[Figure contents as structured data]
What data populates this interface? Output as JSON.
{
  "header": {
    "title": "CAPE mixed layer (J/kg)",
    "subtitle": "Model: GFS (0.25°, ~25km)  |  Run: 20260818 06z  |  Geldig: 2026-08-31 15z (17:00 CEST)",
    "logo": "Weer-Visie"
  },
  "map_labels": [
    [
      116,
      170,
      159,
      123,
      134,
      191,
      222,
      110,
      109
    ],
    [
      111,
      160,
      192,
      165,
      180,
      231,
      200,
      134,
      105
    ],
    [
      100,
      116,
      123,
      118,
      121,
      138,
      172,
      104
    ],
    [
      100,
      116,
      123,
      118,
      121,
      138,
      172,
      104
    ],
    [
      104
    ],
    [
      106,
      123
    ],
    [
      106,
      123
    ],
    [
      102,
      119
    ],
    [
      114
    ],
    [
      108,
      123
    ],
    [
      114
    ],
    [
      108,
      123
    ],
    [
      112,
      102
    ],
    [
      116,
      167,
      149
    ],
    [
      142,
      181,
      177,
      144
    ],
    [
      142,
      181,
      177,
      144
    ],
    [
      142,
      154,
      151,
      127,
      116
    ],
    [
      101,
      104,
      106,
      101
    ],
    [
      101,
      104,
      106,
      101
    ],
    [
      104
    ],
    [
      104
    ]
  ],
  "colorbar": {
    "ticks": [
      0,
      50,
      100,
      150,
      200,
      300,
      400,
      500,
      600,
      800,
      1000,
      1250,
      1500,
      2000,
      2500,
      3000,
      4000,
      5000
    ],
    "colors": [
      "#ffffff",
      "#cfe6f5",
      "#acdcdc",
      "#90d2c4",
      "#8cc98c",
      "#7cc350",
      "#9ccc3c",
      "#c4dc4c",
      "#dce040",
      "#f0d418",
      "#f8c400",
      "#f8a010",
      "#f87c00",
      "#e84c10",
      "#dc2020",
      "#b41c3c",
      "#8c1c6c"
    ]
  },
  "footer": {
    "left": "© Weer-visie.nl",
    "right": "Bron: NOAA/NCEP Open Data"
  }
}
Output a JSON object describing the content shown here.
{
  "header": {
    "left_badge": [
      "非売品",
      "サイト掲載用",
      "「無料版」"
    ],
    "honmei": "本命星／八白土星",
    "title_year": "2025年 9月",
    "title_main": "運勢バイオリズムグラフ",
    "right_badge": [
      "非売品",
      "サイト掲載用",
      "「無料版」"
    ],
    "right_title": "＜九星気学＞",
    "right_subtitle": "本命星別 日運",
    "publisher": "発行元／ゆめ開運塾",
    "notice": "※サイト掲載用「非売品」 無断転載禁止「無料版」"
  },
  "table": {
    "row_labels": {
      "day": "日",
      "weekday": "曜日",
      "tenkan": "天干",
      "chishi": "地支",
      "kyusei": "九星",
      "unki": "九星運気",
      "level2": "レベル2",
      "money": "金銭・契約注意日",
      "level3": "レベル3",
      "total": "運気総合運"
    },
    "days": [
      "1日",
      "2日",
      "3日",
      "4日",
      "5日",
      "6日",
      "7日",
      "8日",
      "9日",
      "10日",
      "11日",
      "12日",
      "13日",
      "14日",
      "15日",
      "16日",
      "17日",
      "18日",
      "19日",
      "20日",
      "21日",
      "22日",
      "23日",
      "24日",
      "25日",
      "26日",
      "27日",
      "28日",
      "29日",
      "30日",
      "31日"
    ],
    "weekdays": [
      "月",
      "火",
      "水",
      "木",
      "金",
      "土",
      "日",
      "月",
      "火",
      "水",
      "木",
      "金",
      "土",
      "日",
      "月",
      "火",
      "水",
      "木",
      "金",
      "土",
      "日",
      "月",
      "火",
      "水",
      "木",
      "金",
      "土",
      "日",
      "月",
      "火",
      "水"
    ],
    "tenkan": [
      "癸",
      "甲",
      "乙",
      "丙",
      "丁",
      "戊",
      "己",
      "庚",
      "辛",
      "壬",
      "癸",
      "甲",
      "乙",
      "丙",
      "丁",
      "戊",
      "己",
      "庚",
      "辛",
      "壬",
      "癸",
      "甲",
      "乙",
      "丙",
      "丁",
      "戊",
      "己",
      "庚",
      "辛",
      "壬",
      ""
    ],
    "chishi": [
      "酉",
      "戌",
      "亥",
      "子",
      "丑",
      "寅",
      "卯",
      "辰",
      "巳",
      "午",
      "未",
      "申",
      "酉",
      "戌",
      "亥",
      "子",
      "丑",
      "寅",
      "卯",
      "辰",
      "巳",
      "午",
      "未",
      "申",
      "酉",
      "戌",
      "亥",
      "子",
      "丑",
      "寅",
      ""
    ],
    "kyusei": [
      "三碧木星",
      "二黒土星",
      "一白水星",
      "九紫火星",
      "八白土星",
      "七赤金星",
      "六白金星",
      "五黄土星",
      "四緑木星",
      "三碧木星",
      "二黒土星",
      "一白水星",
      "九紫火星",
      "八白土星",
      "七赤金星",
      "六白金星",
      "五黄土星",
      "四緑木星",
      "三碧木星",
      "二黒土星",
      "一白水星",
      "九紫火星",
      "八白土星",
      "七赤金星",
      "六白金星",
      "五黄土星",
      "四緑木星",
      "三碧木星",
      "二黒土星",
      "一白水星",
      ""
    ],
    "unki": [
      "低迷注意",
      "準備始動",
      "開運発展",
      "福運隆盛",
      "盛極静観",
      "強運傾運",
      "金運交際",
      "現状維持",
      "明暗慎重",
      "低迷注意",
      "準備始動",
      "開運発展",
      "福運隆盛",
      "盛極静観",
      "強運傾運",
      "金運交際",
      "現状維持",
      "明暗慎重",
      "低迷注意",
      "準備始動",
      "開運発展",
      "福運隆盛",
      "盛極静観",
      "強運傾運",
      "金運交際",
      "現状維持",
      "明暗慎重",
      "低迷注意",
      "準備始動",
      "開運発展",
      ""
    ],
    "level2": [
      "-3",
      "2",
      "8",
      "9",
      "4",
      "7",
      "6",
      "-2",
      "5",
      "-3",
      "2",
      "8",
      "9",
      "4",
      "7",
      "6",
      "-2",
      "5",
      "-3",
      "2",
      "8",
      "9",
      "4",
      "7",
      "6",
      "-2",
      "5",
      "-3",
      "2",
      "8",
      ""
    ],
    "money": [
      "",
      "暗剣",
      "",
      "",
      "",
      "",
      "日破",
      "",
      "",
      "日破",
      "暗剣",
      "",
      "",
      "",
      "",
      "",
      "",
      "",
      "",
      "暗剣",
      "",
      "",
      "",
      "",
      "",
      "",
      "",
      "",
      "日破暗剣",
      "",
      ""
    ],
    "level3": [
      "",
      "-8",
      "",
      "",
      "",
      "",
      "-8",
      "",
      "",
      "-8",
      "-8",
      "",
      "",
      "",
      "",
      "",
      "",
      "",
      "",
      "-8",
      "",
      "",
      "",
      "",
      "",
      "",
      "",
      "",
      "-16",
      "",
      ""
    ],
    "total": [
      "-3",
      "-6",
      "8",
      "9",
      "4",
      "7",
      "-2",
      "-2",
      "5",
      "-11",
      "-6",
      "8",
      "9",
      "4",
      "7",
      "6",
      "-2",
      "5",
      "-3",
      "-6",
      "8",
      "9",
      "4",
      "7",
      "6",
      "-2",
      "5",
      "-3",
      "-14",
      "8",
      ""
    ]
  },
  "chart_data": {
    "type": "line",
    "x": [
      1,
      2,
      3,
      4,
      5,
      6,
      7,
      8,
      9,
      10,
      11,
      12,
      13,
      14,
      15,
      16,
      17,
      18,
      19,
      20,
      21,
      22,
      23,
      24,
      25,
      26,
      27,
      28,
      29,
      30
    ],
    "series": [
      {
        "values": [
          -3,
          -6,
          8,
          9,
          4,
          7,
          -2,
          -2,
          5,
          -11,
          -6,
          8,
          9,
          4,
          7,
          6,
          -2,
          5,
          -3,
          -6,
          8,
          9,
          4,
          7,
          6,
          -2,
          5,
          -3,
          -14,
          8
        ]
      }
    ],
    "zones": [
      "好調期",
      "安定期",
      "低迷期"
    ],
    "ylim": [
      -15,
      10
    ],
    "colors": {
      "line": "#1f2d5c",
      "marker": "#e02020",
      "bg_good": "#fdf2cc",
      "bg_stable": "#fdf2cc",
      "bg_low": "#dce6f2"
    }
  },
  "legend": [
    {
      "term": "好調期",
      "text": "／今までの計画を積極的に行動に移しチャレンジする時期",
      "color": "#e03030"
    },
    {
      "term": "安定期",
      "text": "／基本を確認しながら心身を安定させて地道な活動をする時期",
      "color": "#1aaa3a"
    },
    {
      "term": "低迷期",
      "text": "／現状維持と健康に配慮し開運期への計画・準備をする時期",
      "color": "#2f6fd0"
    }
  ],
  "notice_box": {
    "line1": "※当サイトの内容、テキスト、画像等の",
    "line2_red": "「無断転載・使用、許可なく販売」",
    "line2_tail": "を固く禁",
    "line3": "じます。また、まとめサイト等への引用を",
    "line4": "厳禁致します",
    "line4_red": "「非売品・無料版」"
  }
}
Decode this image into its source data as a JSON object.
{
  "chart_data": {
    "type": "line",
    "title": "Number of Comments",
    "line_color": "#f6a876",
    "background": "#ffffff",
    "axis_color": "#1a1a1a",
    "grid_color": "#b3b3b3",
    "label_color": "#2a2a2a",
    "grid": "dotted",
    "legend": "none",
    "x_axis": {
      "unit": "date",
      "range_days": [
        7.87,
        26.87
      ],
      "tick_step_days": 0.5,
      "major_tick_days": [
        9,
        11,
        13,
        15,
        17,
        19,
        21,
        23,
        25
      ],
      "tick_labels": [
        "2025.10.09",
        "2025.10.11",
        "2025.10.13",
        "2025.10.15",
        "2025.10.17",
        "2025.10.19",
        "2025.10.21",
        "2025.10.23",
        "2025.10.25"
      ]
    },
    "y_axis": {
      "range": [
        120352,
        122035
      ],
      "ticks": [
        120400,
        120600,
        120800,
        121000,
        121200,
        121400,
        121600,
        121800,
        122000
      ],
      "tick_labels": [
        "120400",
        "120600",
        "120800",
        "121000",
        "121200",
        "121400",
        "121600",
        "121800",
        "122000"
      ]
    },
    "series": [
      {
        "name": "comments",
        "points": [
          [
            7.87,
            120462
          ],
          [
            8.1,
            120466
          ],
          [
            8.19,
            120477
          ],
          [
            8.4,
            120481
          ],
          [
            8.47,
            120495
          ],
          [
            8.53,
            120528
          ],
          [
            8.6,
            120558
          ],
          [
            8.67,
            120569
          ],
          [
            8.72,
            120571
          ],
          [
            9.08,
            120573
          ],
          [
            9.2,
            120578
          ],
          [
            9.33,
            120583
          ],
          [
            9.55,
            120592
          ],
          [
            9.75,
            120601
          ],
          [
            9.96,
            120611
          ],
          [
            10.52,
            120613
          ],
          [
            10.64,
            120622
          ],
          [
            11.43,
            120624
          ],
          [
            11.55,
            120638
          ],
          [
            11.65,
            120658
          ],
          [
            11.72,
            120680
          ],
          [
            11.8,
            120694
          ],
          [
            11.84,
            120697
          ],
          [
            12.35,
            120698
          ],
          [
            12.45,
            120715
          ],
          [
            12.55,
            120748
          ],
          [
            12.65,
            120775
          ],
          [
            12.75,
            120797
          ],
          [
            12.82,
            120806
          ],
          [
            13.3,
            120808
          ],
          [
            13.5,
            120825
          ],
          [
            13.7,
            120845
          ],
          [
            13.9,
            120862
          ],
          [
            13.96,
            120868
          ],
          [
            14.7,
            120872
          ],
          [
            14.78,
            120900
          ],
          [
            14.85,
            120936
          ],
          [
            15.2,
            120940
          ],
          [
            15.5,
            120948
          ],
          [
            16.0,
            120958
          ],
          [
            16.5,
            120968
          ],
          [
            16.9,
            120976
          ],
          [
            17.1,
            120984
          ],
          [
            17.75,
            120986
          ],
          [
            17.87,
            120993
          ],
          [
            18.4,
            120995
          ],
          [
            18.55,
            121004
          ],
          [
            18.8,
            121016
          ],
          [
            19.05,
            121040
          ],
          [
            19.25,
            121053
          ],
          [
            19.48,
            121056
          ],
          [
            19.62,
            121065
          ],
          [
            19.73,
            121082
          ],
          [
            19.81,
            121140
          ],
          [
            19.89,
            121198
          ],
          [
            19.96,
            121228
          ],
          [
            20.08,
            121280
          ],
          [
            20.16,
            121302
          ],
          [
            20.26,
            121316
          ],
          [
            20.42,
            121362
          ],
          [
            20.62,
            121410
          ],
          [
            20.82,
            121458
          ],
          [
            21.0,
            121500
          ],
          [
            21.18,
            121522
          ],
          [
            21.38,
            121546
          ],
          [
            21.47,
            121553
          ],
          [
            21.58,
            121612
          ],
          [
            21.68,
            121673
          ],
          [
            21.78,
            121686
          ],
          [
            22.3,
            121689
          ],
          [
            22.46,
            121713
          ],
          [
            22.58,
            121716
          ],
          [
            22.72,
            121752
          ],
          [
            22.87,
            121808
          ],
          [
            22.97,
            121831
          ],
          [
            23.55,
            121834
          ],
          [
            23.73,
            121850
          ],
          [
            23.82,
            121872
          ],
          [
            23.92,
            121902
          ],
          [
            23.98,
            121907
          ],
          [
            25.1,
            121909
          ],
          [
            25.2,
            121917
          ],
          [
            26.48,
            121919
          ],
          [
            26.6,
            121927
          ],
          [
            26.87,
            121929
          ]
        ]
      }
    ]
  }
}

### Short exercise
From the listing above, collect each line in which the string "Output" appears.

### Result for this exercise
What data populates this interface? Output as JSON.
Output a JSON object describing the content shown here.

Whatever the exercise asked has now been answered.